━━━ Records for this task

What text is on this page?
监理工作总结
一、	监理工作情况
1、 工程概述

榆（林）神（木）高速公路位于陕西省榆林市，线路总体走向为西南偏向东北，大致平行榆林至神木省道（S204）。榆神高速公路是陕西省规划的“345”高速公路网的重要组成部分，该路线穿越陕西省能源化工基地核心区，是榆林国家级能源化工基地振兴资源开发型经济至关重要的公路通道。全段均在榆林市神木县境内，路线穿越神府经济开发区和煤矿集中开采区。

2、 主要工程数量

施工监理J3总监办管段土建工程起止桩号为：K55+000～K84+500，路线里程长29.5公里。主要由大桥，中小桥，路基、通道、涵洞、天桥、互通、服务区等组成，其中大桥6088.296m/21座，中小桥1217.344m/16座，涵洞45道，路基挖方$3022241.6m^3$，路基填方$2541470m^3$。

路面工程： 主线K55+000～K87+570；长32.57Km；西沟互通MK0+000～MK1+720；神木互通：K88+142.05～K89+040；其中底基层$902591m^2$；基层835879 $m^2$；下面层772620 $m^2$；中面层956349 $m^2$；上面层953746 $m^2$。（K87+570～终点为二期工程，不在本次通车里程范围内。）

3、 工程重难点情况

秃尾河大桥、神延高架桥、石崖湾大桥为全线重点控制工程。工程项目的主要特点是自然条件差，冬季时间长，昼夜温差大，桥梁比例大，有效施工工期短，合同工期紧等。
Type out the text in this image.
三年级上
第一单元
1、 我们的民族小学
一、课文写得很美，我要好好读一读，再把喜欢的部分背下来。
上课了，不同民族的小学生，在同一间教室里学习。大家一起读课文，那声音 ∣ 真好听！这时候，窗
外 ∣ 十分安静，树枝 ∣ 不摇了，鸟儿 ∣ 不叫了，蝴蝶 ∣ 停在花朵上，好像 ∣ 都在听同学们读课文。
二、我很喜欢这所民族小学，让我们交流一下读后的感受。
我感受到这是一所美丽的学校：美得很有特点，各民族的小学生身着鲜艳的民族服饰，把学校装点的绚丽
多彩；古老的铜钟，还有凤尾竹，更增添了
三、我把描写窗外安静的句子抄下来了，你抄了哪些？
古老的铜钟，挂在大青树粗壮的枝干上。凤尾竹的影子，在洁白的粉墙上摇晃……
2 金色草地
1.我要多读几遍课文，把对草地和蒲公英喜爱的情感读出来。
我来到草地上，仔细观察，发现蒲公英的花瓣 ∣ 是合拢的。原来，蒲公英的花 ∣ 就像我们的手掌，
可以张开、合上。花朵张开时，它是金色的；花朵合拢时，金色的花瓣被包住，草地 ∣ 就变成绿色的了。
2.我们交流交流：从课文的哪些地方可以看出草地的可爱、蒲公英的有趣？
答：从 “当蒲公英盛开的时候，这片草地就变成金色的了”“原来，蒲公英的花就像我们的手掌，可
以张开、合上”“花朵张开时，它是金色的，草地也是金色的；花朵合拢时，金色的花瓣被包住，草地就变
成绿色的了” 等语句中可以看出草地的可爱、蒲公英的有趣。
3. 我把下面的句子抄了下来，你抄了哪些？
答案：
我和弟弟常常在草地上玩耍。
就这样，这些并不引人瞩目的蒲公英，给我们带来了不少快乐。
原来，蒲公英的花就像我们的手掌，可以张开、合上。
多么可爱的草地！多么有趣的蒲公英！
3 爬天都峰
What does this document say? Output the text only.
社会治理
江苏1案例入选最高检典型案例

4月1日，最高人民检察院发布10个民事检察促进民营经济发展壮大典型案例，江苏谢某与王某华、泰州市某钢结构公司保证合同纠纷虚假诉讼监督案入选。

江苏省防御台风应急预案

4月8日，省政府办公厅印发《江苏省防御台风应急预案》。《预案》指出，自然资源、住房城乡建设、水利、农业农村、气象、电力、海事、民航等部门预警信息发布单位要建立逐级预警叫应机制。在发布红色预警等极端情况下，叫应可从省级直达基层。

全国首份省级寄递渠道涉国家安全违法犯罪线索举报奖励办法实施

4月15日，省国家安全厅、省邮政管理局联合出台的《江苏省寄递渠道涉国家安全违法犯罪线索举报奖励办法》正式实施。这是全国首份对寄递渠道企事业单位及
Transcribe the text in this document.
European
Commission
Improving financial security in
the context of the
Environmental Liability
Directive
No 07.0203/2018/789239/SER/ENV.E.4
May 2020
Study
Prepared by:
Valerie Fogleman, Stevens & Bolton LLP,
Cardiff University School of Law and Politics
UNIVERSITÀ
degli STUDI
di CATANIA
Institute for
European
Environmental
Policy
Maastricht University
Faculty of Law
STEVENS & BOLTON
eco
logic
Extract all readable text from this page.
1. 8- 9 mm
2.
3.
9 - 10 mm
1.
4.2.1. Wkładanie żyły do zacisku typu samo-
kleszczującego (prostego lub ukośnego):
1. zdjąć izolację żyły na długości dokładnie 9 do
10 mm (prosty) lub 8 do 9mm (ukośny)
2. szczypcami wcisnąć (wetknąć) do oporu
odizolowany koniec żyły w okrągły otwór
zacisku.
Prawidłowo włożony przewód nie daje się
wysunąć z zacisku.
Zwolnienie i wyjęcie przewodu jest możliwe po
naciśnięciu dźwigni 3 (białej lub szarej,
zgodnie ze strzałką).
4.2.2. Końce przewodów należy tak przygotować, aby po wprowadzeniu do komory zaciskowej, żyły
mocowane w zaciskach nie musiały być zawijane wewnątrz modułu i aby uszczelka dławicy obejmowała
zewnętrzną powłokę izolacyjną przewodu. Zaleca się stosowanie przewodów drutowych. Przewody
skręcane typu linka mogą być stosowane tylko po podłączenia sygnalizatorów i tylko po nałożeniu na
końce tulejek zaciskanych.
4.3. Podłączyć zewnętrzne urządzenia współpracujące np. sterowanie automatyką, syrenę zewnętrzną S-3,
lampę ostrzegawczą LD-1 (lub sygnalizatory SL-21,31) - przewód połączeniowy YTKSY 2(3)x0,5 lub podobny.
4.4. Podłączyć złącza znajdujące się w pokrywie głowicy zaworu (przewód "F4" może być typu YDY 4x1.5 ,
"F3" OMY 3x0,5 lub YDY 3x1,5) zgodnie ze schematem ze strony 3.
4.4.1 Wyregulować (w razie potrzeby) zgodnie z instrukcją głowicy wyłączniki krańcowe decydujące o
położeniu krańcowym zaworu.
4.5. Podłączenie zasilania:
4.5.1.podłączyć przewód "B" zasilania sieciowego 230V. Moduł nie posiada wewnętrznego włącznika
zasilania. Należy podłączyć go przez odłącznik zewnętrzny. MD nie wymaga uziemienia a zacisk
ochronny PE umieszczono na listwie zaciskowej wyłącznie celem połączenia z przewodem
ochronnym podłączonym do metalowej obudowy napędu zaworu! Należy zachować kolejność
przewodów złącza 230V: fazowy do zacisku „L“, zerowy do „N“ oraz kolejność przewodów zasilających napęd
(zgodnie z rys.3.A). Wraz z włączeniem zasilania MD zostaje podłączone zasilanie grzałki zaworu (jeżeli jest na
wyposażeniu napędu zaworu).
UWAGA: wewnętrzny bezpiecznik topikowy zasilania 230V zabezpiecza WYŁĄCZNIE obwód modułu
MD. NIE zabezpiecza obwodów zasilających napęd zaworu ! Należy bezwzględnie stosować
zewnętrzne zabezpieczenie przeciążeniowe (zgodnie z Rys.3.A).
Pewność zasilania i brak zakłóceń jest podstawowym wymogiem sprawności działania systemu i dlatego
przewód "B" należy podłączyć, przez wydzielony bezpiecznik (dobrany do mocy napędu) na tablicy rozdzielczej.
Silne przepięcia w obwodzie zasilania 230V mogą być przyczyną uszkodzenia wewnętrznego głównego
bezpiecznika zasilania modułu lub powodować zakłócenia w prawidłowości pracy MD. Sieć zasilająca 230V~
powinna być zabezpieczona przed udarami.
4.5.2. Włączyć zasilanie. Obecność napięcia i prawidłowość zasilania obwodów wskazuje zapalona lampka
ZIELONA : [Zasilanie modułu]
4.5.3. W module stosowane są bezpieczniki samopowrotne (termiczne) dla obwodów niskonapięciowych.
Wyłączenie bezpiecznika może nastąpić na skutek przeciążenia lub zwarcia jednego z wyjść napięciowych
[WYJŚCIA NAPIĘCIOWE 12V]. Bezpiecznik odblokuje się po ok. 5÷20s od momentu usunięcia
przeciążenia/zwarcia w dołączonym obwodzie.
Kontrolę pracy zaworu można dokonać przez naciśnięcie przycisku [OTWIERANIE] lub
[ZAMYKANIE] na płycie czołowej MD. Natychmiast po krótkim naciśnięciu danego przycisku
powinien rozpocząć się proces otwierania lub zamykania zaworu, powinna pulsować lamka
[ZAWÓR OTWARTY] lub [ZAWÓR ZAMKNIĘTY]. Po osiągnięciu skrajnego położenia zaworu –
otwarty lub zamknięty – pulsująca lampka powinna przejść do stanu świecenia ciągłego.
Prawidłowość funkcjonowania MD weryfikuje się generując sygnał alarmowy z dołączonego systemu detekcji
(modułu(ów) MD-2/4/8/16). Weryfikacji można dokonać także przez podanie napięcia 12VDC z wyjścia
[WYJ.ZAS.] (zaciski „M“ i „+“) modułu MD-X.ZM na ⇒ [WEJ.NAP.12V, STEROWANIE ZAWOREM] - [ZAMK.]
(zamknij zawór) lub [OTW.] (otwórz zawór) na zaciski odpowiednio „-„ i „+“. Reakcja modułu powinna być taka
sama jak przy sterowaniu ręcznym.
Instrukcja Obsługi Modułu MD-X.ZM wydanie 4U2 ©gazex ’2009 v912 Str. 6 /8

━━━━━━

Task → Identify every line above that includes the word "University", and show those lines.

Exercise output →
Cardiff University School of Law and Politics
Maastricht University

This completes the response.